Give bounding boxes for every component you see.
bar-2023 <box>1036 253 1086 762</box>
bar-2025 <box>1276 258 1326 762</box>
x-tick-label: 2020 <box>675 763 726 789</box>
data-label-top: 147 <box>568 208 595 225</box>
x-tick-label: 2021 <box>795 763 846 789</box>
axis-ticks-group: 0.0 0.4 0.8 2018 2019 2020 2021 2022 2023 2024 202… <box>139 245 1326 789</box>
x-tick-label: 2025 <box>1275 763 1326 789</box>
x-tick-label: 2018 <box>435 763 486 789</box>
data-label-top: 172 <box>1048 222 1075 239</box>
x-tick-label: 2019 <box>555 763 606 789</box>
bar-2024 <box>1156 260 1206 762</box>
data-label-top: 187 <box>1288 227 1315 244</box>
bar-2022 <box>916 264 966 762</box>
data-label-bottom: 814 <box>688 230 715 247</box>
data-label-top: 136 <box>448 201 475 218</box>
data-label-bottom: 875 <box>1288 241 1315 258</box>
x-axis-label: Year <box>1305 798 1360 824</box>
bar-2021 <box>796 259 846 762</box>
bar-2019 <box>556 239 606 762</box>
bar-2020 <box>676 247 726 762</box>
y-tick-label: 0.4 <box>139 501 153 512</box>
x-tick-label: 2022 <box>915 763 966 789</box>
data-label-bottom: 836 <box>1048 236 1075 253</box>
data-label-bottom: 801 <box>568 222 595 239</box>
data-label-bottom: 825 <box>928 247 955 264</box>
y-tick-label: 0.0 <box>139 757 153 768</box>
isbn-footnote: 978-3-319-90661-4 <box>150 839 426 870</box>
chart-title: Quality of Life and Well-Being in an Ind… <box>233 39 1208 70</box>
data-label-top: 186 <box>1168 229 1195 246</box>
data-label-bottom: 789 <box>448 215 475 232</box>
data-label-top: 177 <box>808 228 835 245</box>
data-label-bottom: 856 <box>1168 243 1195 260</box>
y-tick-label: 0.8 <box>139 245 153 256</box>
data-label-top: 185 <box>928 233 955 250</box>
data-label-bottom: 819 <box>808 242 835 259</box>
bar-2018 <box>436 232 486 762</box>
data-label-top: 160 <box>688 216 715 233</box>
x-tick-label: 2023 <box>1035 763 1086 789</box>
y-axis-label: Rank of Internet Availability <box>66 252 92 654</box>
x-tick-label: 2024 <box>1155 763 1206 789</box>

▶ [STATED PROBLEM]: Return every line of the records above verbatim, in the same order.

▶ [WORKED ANSWER]:
Give bounding boxes for every component you see.
bar-2023 <box>1036 253 1086 762</box>
bar-2025 <box>1276 258 1326 762</box>
x-tick-label: 2020 <box>675 763 726 789</box>
data-label-top: 147 <box>568 208 595 225</box>
x-tick-label: 2021 <box>795 763 846 789</box>
axis-ticks-group: 0.0 0.4 0.8 2018 2019 2020 2021 2022 2023 2024 202… <box>139 245 1326 789</box>
x-tick-label: 2025 <box>1275 763 1326 789</box>
x-tick-label: 2018 <box>435 763 486 789</box>
data-label-top: 172 <box>1048 222 1075 239</box>
x-tick-label: 2019 <box>555 763 606 789</box>
bar-2024 <box>1156 260 1206 762</box>
data-label-top: 187 <box>1288 227 1315 244</box>
bar-2022 <box>916 264 966 762</box>
data-label-bottom: 814 <box>688 230 715 247</box>
data-label-top: 136 <box>448 201 475 218</box>
data-label-bottom: 875 <box>1288 241 1315 258</box>
x-axis-label: Year <box>1305 798 1360 824</box>
bar-2021 <box>796 259 846 762</box>
bar-2019 <box>556 239 606 762</box>
bar-2020 <box>676 247 726 762</box>
y-tick-label: 0.4 <box>139 501 153 512</box>
x-tick-label: 2022 <box>915 763 966 789</box>
data-label-bottom: 836 <box>1048 236 1075 253</box>
data-label-bottom: 801 <box>568 222 595 239</box>
data-label-bottom: 825 <box>928 247 955 264</box>
y-tick-label: 0.0 <box>139 757 153 768</box>
isbn-footnote: 978-3-319-90661-4 <box>150 839 426 870</box>
chart-title: Quality of Life and Well-Being in an Ind… <box>233 39 1208 70</box>
data-label-top: 186 <box>1168 229 1195 246</box>
data-label-bottom: 789 <box>448 215 475 232</box>
data-label-top: 177 <box>808 228 835 245</box>
data-label-bottom: 856 <box>1168 243 1195 260</box>
y-tick-label: 0.8 <box>139 245 153 256</box>
data-label-top: 185 <box>928 233 955 250</box>
data-label-bottom: 819 <box>808 242 835 259</box>
bar-2018 <box>436 232 486 762</box>
data-label-top: 160 <box>688 216 715 233</box>
x-tick-label: 2023 <box>1035 763 1086 789</box>
y-axis-label: Rank of Internet Availability <box>66 252 92 654</box>
x-tick-label: 2024 <box>1155 763 1206 789</box>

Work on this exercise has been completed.